### What needs to be done
Go through the listing and copy each line with the string "name".

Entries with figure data
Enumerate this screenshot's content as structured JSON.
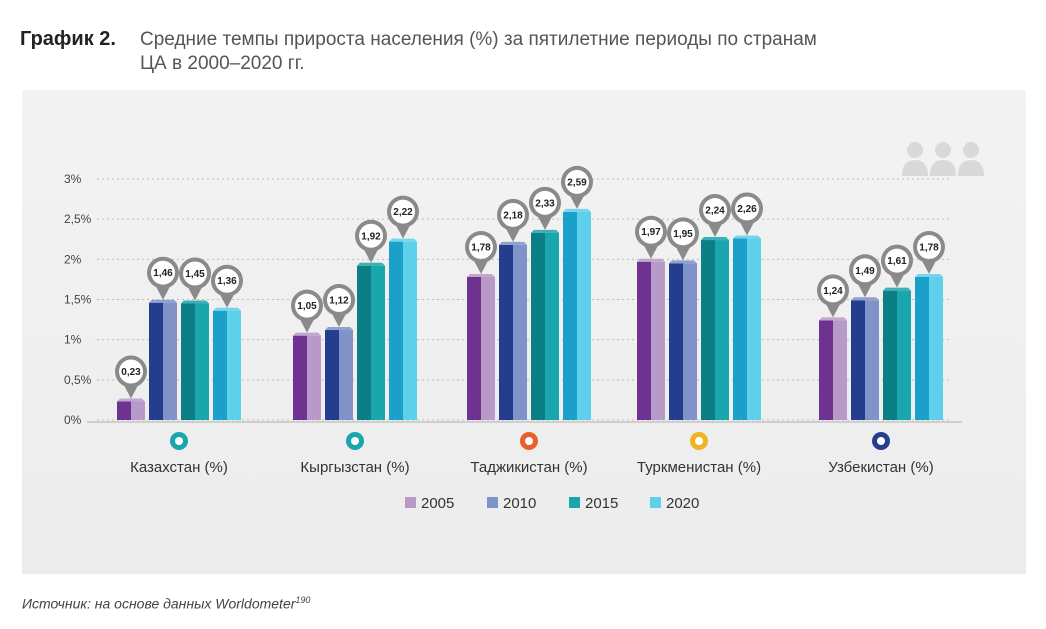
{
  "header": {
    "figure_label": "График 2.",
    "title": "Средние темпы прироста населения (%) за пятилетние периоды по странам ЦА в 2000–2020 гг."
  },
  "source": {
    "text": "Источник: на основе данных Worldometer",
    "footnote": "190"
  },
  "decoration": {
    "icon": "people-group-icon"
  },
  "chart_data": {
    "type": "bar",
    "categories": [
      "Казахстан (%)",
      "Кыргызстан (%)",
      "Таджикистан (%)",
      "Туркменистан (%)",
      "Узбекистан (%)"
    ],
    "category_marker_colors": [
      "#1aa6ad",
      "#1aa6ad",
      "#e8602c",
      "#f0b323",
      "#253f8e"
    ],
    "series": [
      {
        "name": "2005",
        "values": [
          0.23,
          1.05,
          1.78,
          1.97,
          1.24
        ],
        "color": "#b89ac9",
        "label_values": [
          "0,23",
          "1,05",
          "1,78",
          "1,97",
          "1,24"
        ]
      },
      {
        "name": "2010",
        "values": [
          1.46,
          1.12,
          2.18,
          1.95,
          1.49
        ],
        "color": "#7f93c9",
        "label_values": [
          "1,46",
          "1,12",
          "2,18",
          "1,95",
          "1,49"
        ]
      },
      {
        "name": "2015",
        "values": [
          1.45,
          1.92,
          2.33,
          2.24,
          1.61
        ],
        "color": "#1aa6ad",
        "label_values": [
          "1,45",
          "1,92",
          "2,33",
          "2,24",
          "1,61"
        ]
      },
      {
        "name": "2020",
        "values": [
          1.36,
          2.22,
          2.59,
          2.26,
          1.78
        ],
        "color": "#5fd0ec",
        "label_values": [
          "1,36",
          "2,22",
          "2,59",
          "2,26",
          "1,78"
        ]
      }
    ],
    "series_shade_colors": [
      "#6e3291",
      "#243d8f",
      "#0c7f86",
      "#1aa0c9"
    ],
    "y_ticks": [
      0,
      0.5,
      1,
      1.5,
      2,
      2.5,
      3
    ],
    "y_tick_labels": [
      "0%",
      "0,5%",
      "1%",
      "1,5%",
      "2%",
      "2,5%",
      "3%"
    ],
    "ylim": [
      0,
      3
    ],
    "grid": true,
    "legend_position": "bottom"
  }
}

### Exercise result
        "name": "2005",
        "name": "2010",
        "name": "2015",
        "name": "2020",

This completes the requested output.